[Given task]:
All of the data should be output character for character, except the pictures.

---

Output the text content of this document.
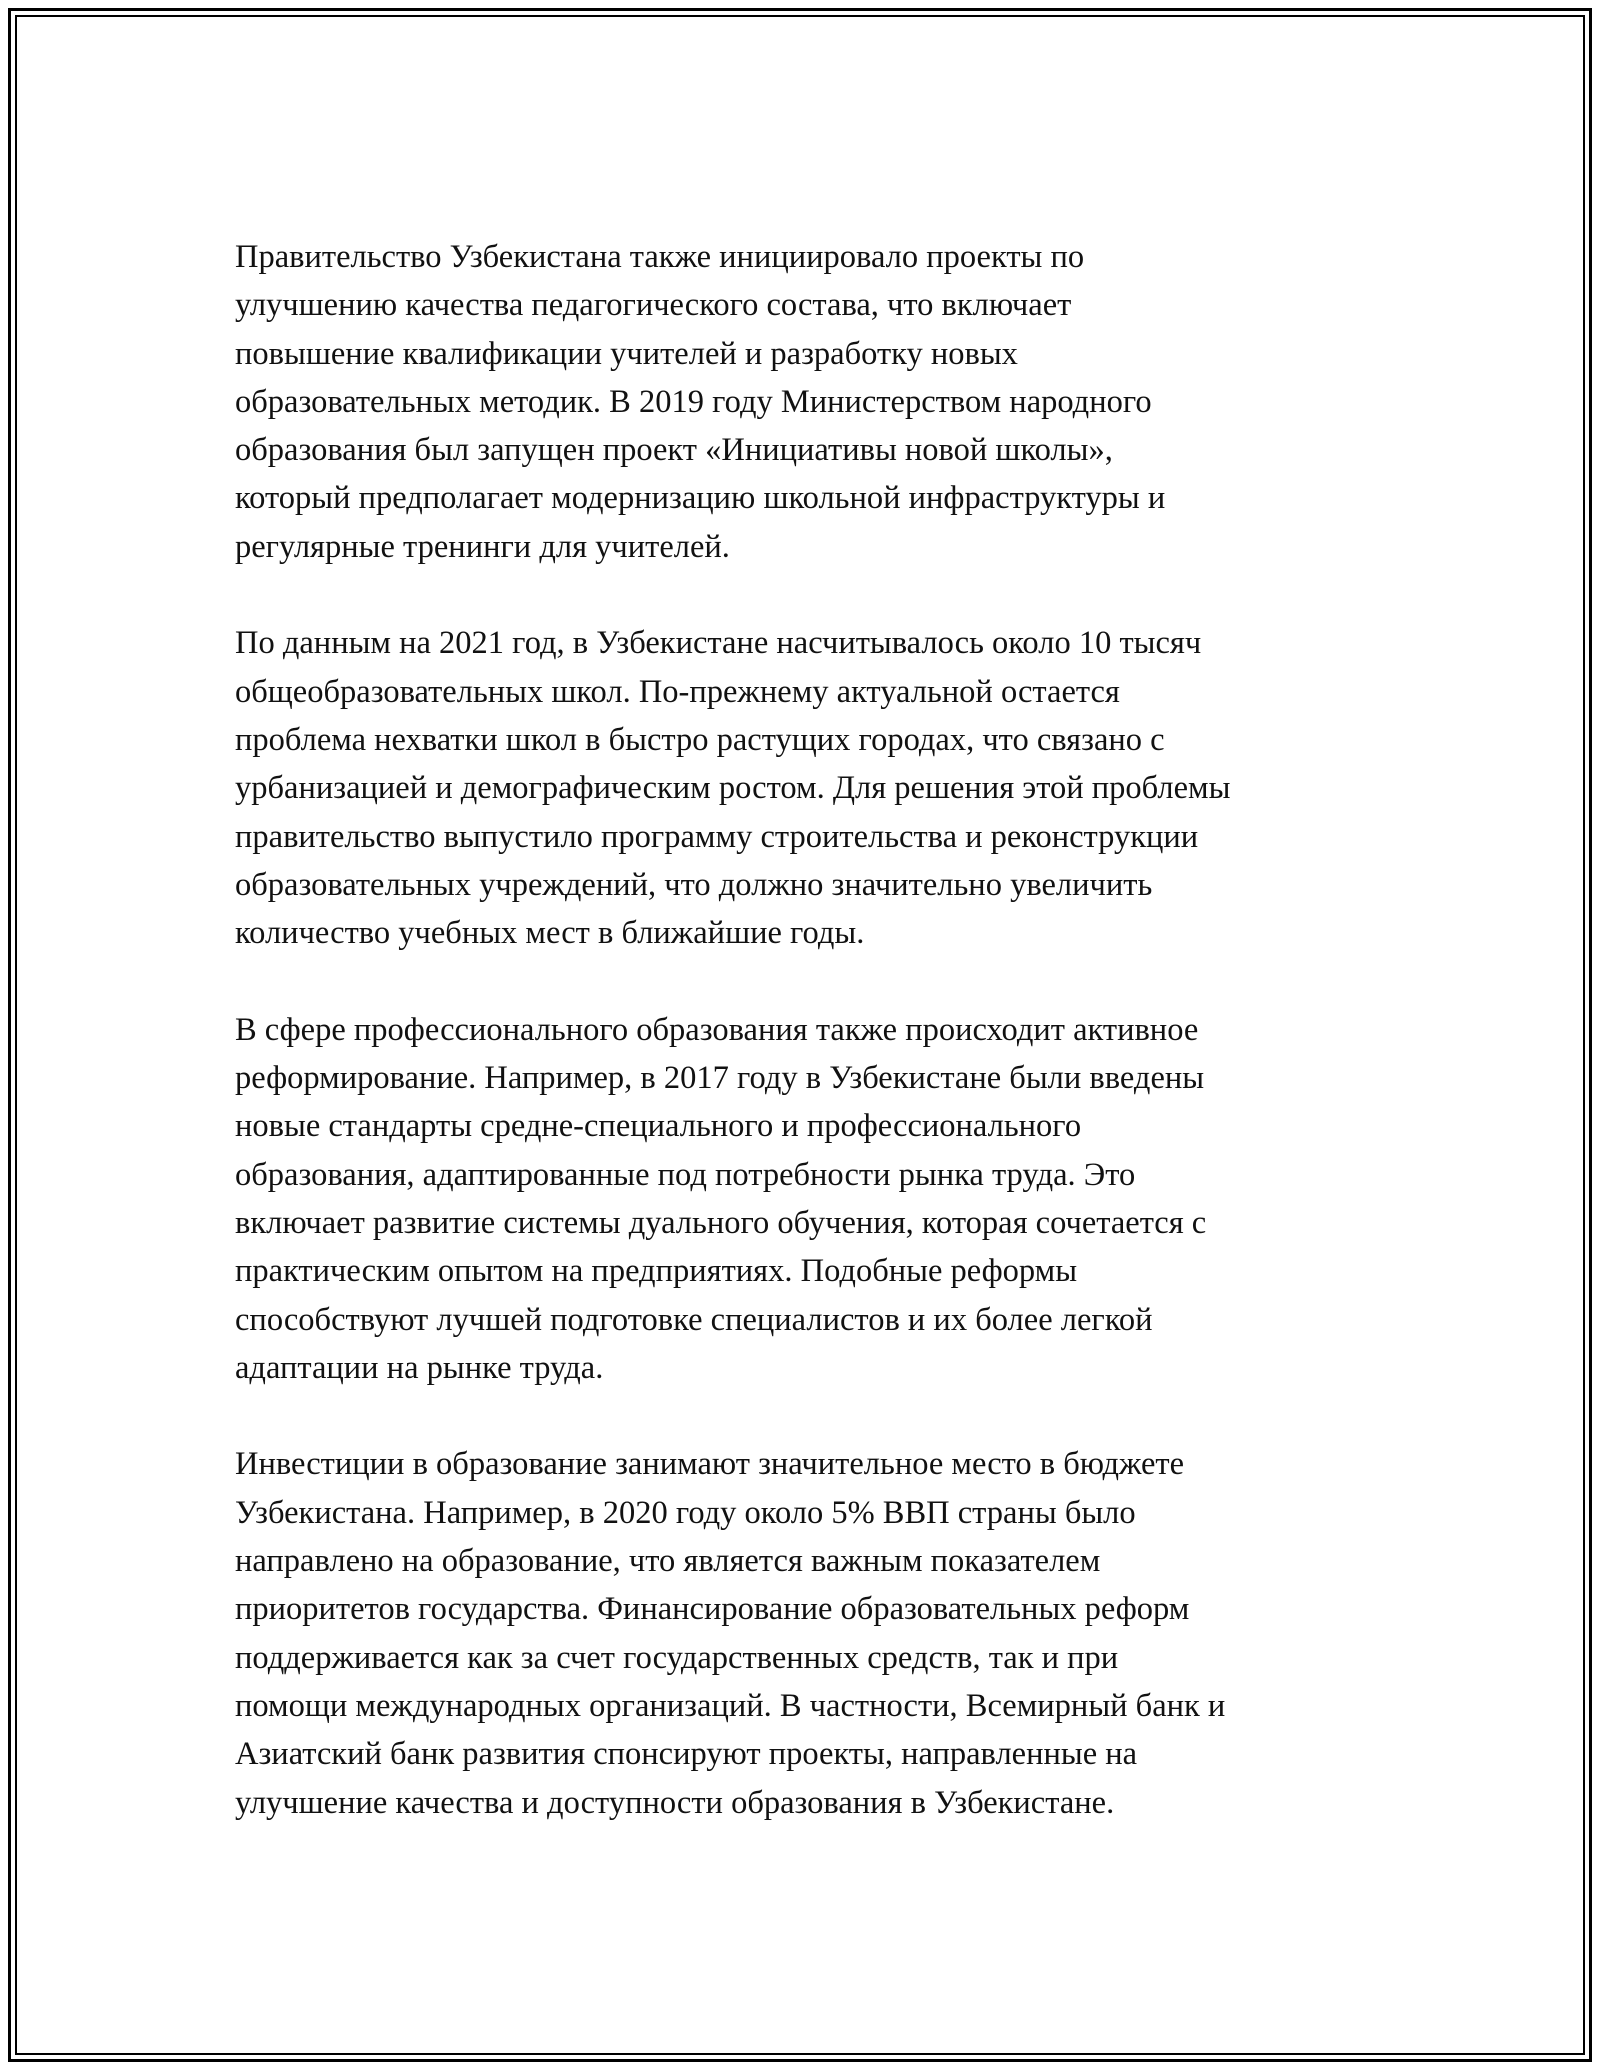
Правительство Узбекистана также инициировало проекты по
улучшению качества педагогического состава, что включает
повышение квалификации учителей и разработку новых
образовательных методик. В 2019 году Министерством народного
образования был запущен проект «Инициативы новой школы»,
который предполагает модернизацию школьной инфраструктуры и
регулярные тренинги для учителей.

По данным на 2021 год, в Узбекистане насчитывалось около 10 тысяч
общеобразовательных школ. По-прежнему актуальной остается
проблема нехватки школ в быстро растущих городах, что связано с
урбанизацией и демографическим ростом. Для решения этой проблемы
правительство выпустило программу строительства и реконструкции
образовательных учреждений, что должно значительно увеличить
количество учебных мест в ближайшие годы.

В сфере профессионального образования также происходит активное
реформирование. Например, в 2017 году в Узбекистане были введены
новые стандарты средне-специального и профессионального
образования, адаптированные под потребности рынка труда. Это
включает развитие системы дуального обучения, которая сочетается с
практическим опытом на предприятиях. Подобные реформы
способствуют лучшей подготовке специалистов и их более легкой
адаптации на рынке труда.

Инвестиции в образование занимают значительное место в бюджете
Узбекистана. Например, в 2020 году около 5% ВВП страны было
направлено на образование, что является важным показателем
приоритетов государства. Финансирование образовательных реформ
поддерживается как за счет государственных средств, так и при
помощи международных организаций. В частности, Всемирный банк и
Азиатский банк развития спонсируют проекты, направленные на
улучшение качества и доступности образования в Узбекистане.
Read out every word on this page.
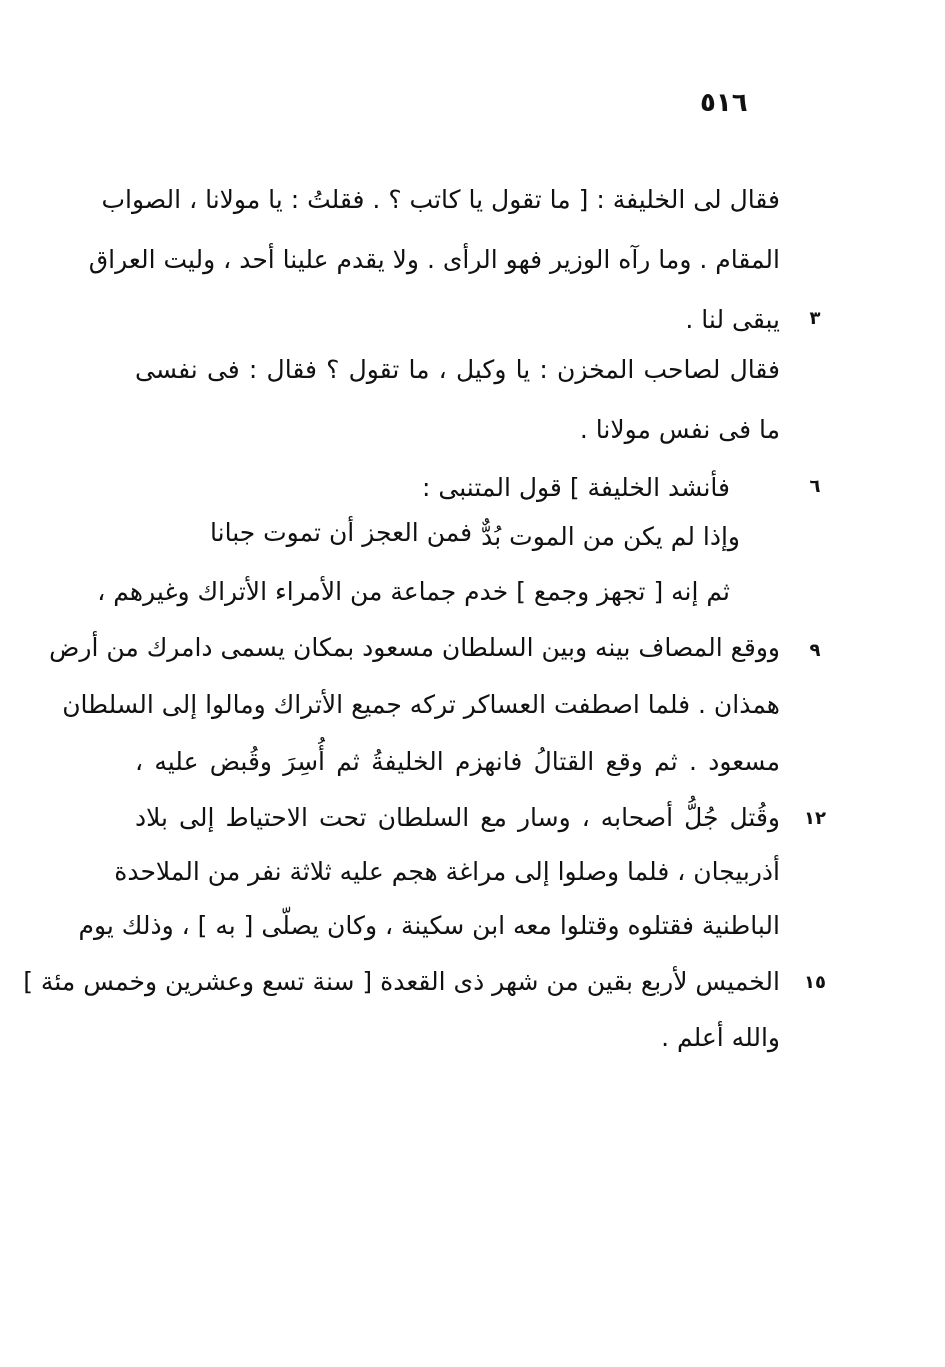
٥١٦
فقال لى الخليفة : [ ما تقول يا كاتب ؟ . فقلتُ : يا مولانا ، الصواب
المقام . وما رآه الوزير فهو الرأى . ولا يقدم علينا أحد ، وليت العراق
يبقى لنا .	٣
فقال لصاحب المخزن : يا وكيل ، ما تقول ؟ فقال : فى نفسى
ما فى نفس مولانا .
فأنشد الخليفة ] قول المتنبى :	٦
وإذا لم يكن من الموت بُدٌّ
فمن العجز أن تموت جبانا
ثم إنه [ تجهز وجمع ] خدم جماعة من الأمراء الأتراك وغيرهم ،
ووقع المصاف بينه وبين السلطان مسعود بمكان يسمى دامرك من أرض	٩
همذان . فلما اصطفت العساكر تركه جميع الأتراك ومالوا إلى السلطان
مسعود . ثم وقع القتالُ فانهزم الخليفةُ ثم أُسِرَ وقُبض عليه ،
وقُتل جُلُّ أصحابه ، وسار مع السلطان تحت الاحتياط إلى بلاد	١٢
أذربيجان ، فلما وصلوا إلى مراغة هجم عليه ثلاثة نفر من الملاحدة
الباطنية فقتلوه وقتلوا معه ابن سكينة ، وكان يصلّى [ به ] ، وذلك يوم
الخميس لأربع بقين من شهر ذى القعدة [ سنة تسع وعشرين وخمس مئة ]	١٥
والله أعلم .
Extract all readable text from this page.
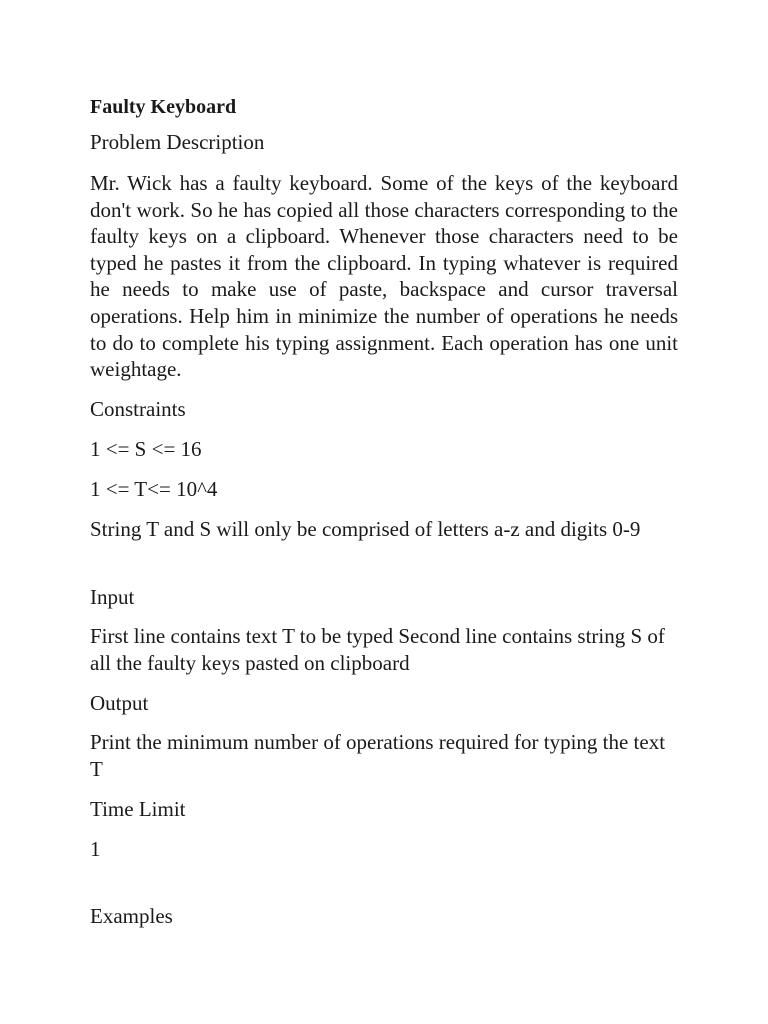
Faulty Keyboard

Problem Description

Mr. Wick has a faulty keyboard. Some of the keys of the keyboard don't work. So he has copied all those characters corresponding to the faulty keys on a clipboard. Whenever those characters need to be typed he pastes it from the clipboard. In typing whatever is required he needs to make use of paste, backspace and cursor traversal operations. Help him in minimize the number of operations he needs to do to complete his typing assignment. Each operation has one unit weightage.

Constraints

1 <= S <= 16

1 <= T<= 10^4

String T and S will only be comprised of letters a-z and digits 0-9

Input

First line contains text T to be typed Second line contains string S of all the faulty keys pasted on clipboard

Output

Print the minimum number of operations required for typing the text T

Time Limit

1

Examples
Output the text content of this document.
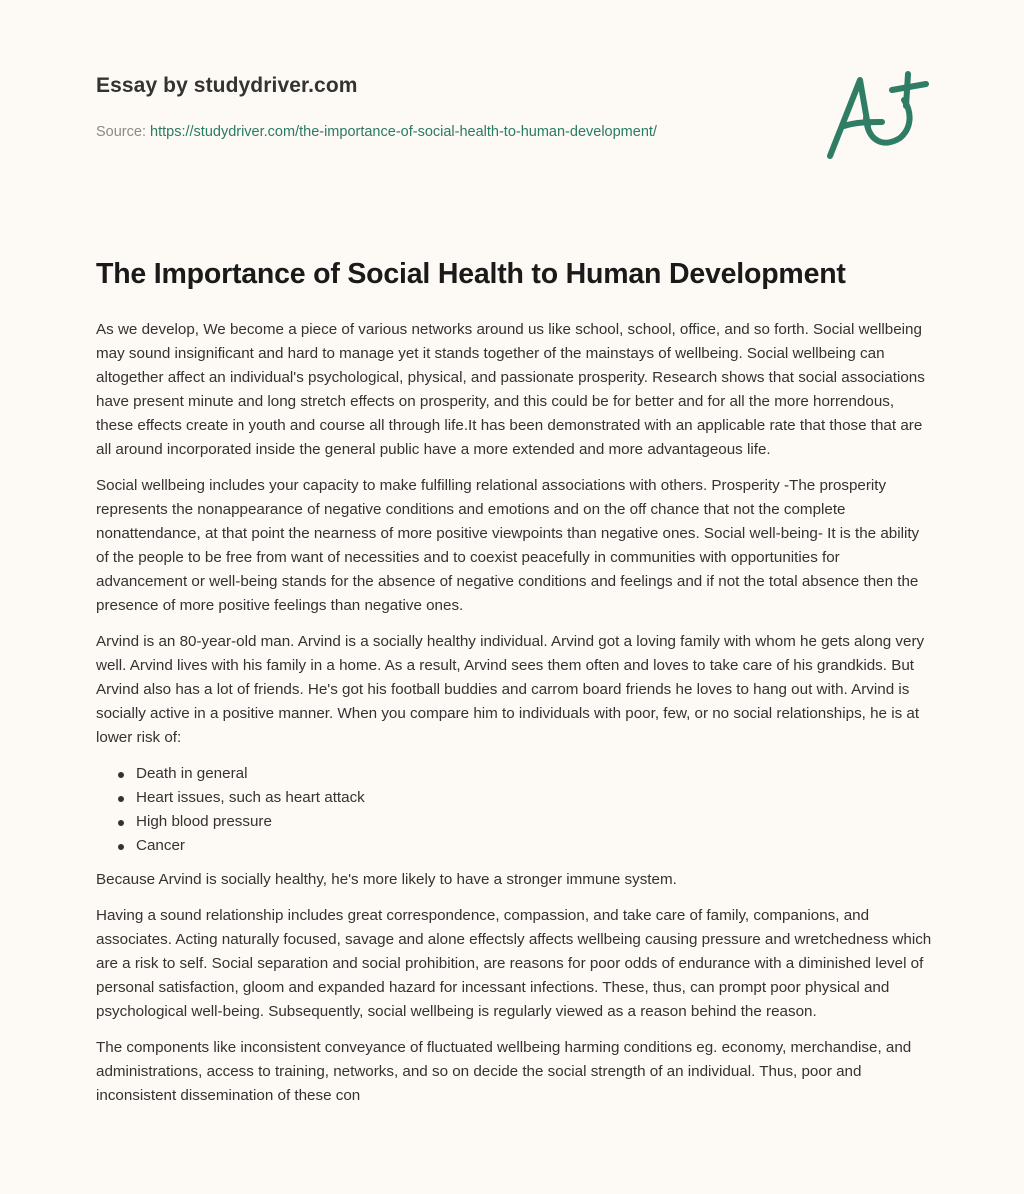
Essay by studydriver.com
Source: https://studydriver.com/the-importance-of-social-health-to-human-development/
The Importance of Social Health to Human Development

As we develop, We become a piece of various networks around us like school, school, office, and so forth. Social wellbeing may sound insignificant and hard to manage yet it stands together of the mainstays of wellbeing. Social wellbeing can altogether affect an individual's psychological, physical, and passionate prosperity. Research shows that social associations have present minute and long stretch effects on prosperity, and this could be for better and for all the more horrendous, these effects create in youth and course all through life.It has been demonstrated with an applicable rate that those that are all around incorporated inside the general public have a more extended and more advantageous life.

Social wellbeing includes your capacity to make fulfilling relational associations with others. Prosperity -The prosperity represents the nonappearance of negative conditions and emotions and on the off chance that not the complete nonattendance, at that point the nearness of more positive viewpoints than negative ones. Social well-being- It is the ability of the people to be free from want of necessities and to coexist peacefully in communities with opportunities for advancement or well-being stands for the absence of negative conditions and feelings and if not the total absence then the presence of more positive feelings than negative ones.

Arvind is an 80-year-old man. Arvind is a socially healthy individual. Arvind got a loving family with whom he gets along very well. Arvind lives with his family in a home. As a result, Arvind sees them often and loves to take care of his grandkids. But Arvind also has a lot of friends. He's got his football buddies and carrom board friends he loves to hang out with. Arvind is socially active in a positive manner. When you compare him to individuals with poor, few, or no social relationships, he is at lower risk of:

Death in general
Heart issues, such as heart attack
High blood pressure
Cancer

Because Arvind is socially healthy, he's more likely to have a stronger immune system.

Having a sound relationship includes great correspondence, compassion, and take care of family, companions, and associates. Acting naturally focused, savage and alone effectsly affects wellbeing causing pressure and wretchedness which are a risk to self. Social separation and social prohibition, are reasons for poor odds of endurance with a diminished level of personal satisfaction, gloom and expanded hazard for incessant infections. These, thus, can prompt poor physical and psychological well-being. Subsequently, social wellbeing is regularly viewed as a reason behind the reason.

The components like inconsistent conveyance of fluctuated wellbeing harming conditions eg. economy, merchandise, and administrations, access to training, networks, and so on decide the social strength of an individual. Thus, poor and inconsistent dissemination of these con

---

[Reply to the task]:
Output the text content of this document.
Правительство Узбекистана также инициировало проекты по
улучшению качества педагогического состава, что включает
повышение квалификации учителей и разработку новых
образовательных методик. В 2019 году Министерством народного
образования был запущен проект «Инициативы новой школы»,
который предполагает модернизацию школьной инфраструктуры и
регулярные тренинги для учителей.

По данным на 2021 год, в Узбекистане насчитывалось около 10 тысяч
общеобразовательных школ. По-прежнему актуальной остается
проблема нехватки школ в быстро растущих городах, что связано с
урбанизацией и демографическим ростом. Для решения этой проблемы
правительство выпустило программу строительства и реконструкции
образовательных учреждений, что должно значительно увеличить
количество учебных мест в ближайшие годы.

В сфере профессионального образования также происходит активное
реформирование. Например, в 2017 году в Узбекистане были введены
новые стандарты средне-специального и профессионального
образования, адаптированные под потребности рынка труда. Это
включает развитие системы дуального обучения, которая сочетается с
практическим опытом на предприятиях. Подобные реформы
способствуют лучшей подготовке специалистов и их более легкой
адаптации на рынке труда.

Инвестиции в образование занимают значительное место в бюджете
Узбекистана. Например, в 2020 году около 5% ВВП страны было
направлено на образование, что является важным показателем
приоритетов государства. Финансирование образовательных реформ
поддерживается как за счет государственных средств, так и при
помощи международных организаций. В частности, Всемирный банк и
Азиатский банк развития спонсируют проекты, направленные на
улучшение качества и доступности образования в Узбекистане.
Read out every word on this page.
٥١٦
فقال لى الخليفة : [ ما تقول يا كاتب ؟ . فقلتُ : يا مولانا ، الصواب
المقام . وما رآه الوزير فهو الرأى . ولا يقدم علينا أحد ، وليت العراق
يبقى لنا .	٣
فقال لصاحب المخزن : يا وكيل ، ما تقول ؟ فقال : فى نفسى
ما فى نفس مولانا .
فأنشد الخليفة ] قول المتنبى :	٦
وإذا لم يكن من الموت بُدٌّ
فمن العجز أن تموت جبانا
ثم إنه [ تجهز وجمع ] خدم جماعة من الأمراء الأتراك وغيرهم ،
ووقع المصاف بينه وبين السلطان مسعود بمكان يسمى دامرك من أرض	٩
همذان . فلما اصطفت العساكر تركه جميع الأتراك ومالوا إلى السلطان
مسعود . ثم وقع القتالُ فانهزم الخليفةُ ثم أُسِرَ وقُبض عليه ،
وقُتل جُلُّ أصحابه ، وسار مع السلطان تحت الاحتياط إلى بلاد	١٢
أذربيجان ، فلما وصلوا إلى مراغة هجم عليه ثلاثة نفر من الملاحدة
الباطنية فقتلوه وقتلوا معه ابن سكينة ، وكان يصلّى [ به ] ، وذلك يوم
الخميس لأربع بقين من شهر ذى القعدة [ سنة تسع وعشرين وخمس مئة ]	١٥
والله أعلم .
Extract all readable text from this page.
Faulty Keyboard

Problem Description

Mr. Wick has a faulty keyboard. Some of the keys of the keyboard don't work. So he has copied all those characters corresponding to the faulty keys on a clipboard. Whenever those characters need to be typed he pastes it from the clipboard. In typing whatever is required he needs to make use of paste, backspace and cursor traversal operations. Help him in minimize the number of operations he needs to do to complete his typing assignment. Each operation has one unit weightage.

Constraints

1 <= S <= 16

1 <= T<= 10^4

String T and S will only be comprised of letters a-z and digits 0-9

Input

First line contains text T to be typed Second line contains string S of all the faulty keys pasted on clipboard

Output

Print the minimum number of operations required for typing the text T

Time Limit

1

Examples
Output the text content of this document.
Essay by studydriver.com
Source: https://studydriver.com/the-importance-of-social-health-to-human-development/
The Importance of Social Health to Human Development

As we develop, We become a piece of various networks around us like school, school, office, and so forth. Social wellbeing may sound insignificant and hard to manage yet it stands together of the mainstays of wellbeing. Social wellbeing can altogether affect an individual's psychological, physical, and passionate prosperity. Research shows that social associations have present minute and long stretch effects on prosperity, and this could be for better and for all the more horrendous, these effects create in youth and course all through life.It has been demonstrated with an applicable rate that those that are all around incorporated inside the general public have a more extended and more advantageous life.

Social wellbeing includes your capacity to make fulfilling relational associations with others. Prosperity -The prosperity represents the nonappearance of negative conditions and emotions and on the off chance that not the complete nonattendance, at that point the nearness of more positive viewpoints than negative ones. Social well-being- It is the ability of the people to be free from want of necessities and to coexist peacefully in communities with opportunities for advancement or well-being stands for the absence of negative conditions and feelings and if not the total absence then the presence of more positive feelings than negative ones.

Arvind is an 80-year-old man. Arvind is a socially healthy individual. Arvind got a loving family with whom he gets along very well. Arvind lives with his family in a home. As a result, Arvind sees them often and loves to take care of his grandkids. But Arvind also has a lot of friends. He's got his football buddies and carrom board friends he loves to hang out with. Arvind is socially active in a positive manner. When you compare him to individuals with poor, few, or no social relationships, he is at lower risk of:

Death in general
Heart issues, such as heart attack
High blood pressure
Cancer

Because Arvind is socially healthy, he's more likely to have a stronger immune system.

Having a sound relationship includes great correspondence, compassion, and take care of family, companions, and associates. Acting naturally focused, savage and alone effectsly affects wellbeing causing pressure and wretchedness which are a risk to self. Social separation and social prohibition, are reasons for poor odds of endurance with a diminished level of personal satisfaction, gloom and expanded hazard for incessant infections. These, thus, can prompt poor physical and psychological well-being. Subsequently, social wellbeing is regularly viewed as a reason behind the reason.

The components like inconsistent conveyance of fluctuated wellbeing harming conditions eg. economy, merchandise, and administrations, access to training, networks, and so on decide the social strength of an individual. Thus, poor and inconsistent dissemination of these con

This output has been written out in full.